--- Begin Information shown ---
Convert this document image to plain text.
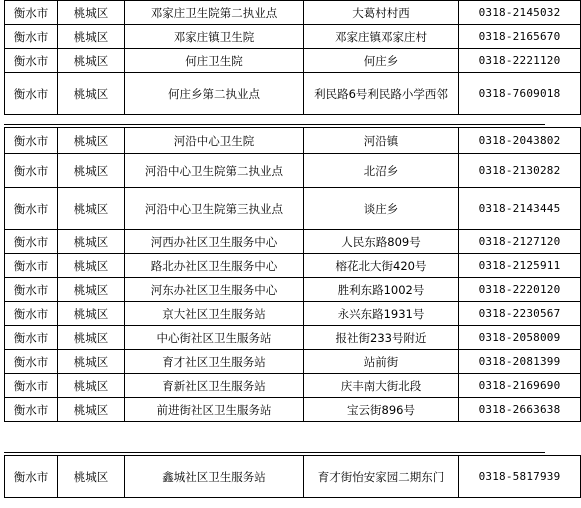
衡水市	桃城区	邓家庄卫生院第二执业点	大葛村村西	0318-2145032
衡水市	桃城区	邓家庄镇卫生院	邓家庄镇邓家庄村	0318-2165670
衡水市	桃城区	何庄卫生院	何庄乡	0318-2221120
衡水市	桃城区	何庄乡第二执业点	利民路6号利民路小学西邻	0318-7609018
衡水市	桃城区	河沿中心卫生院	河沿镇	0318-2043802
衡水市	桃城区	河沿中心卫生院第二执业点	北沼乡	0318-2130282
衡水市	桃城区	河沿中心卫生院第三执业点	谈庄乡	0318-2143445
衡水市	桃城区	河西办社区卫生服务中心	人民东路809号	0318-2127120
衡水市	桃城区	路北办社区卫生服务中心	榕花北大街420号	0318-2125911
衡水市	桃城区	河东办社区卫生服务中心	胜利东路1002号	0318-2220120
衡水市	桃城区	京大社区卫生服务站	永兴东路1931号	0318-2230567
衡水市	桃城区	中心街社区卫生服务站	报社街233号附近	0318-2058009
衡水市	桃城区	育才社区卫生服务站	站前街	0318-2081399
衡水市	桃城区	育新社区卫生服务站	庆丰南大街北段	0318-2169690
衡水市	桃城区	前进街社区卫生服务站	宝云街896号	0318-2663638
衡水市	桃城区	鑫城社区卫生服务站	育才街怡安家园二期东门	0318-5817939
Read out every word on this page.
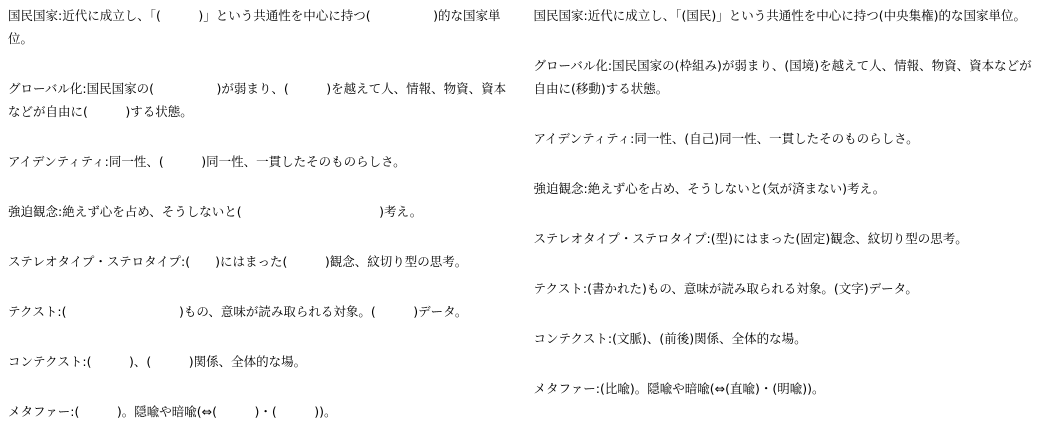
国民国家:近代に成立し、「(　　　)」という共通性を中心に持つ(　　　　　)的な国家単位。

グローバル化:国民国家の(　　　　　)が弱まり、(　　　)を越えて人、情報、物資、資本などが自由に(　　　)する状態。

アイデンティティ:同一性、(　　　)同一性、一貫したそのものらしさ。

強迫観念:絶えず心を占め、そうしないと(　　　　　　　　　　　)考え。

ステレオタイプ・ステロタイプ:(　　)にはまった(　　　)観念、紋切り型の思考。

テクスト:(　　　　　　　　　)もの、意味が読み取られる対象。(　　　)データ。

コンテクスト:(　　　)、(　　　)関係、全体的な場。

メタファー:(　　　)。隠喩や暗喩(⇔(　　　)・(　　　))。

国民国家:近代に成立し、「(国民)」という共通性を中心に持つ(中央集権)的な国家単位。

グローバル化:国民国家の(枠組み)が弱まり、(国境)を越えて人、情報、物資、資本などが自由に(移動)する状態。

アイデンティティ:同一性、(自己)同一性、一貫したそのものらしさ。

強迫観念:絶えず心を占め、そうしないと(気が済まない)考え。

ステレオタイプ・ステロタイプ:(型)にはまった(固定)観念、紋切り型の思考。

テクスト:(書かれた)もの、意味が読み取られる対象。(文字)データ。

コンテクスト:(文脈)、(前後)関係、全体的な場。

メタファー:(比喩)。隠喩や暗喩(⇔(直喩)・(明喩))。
--- End Information shown ---
* **Stated goal**
Omit every picture, then reproduce the rest of the listing exactly.

* **Solution**
Convert this document image to plain text.
衡水市	桃城区	邓家庄卫生院第二执业点	大葛村村西	0318-2145032
衡水市	桃城区	邓家庄镇卫生院	邓家庄镇邓家庄村	0318-2165670
衡水市	桃城区	何庄卫生院	何庄乡	0318-2221120
衡水市	桃城区	何庄乡第二执业点	利民路6号利民路小学西邻	0318-7609018
衡水市	桃城区	河沿中心卫生院	河沿镇	0318-2043802
衡水市	桃城区	河沿中心卫生院第二执业点	北沼乡	0318-2130282
衡水市	桃城区	河沿中心卫生院第三执业点	谈庄乡	0318-2143445
衡水市	桃城区	河西办社区卫生服务中心	人民东路809号	0318-2127120
衡水市	桃城区	路北办社区卫生服务中心	榕花北大街420号	0318-2125911
衡水市	桃城区	河东办社区卫生服务中心	胜利东路1002号	0318-2220120
衡水市	桃城区	京大社区卫生服务站	永兴东路1931号	0318-2230567
衡水市	桃城区	中心街社区卫生服务站	报社街233号附近	0318-2058009
衡水市	桃城区	育才社区卫生服务站	站前街	0318-2081399
衡水市	桃城区	育新社区卫生服务站	庆丰南大街北段	0318-2169690
衡水市	桃城区	前进街社区卫生服务站	宝云街896号	0318-2663638
衡水市	桃城区	鑫城社区卫生服务站	育才街怡安家园二期东门	0318-5817939
Read out every word on this page.
国民国家:近代に成立し、「(　　　)」という共通性を中心に持つ(　　　　　)的な国家単位。

グローバル化:国民国家の(　　　　　)が弱まり、(　　　)を越えて人、情報、物資、資本などが自由に(　　　)する状態。

アイデンティティ:同一性、(　　　)同一性、一貫したそのものらしさ。

強迫観念:絶えず心を占め、そうしないと(　　　　　　　　　　　)考え。

ステレオタイプ・ステロタイプ:(　　)にはまった(　　　)観念、紋切り型の思考。

テクスト:(　　　　　　　　　)もの、意味が読み取られる対象。(　　　)データ。

コンテクスト:(　　　)、(　　　)関係、全体的な場。

メタファー:(　　　)。隠喩や暗喩(⇔(　　　)・(　　　))。

国民国家:近代に成立し、「(国民)」という共通性を中心に持つ(中央集権)的な国家単位。

グローバル化:国民国家の(枠組み)が弱まり、(国境)を越えて人、情報、物資、資本などが自由に(移動)する状態。

アイデンティティ:同一性、(自己)同一性、一貫したそのものらしさ。

強迫観念:絶えず心を占め、そうしないと(気が済まない)考え。

ステレオタイプ・ステロタイプ:(型)にはまった(固定)観念、紋切り型の思考。

テクスト:(書かれた)もの、意味が読み取られる対象。(文字)データ。

コンテクスト:(文脈)、(前後)関係、全体的な場。

メタファー:(比喩)。隠喩や暗喩(⇔(直喩)・(明喩))。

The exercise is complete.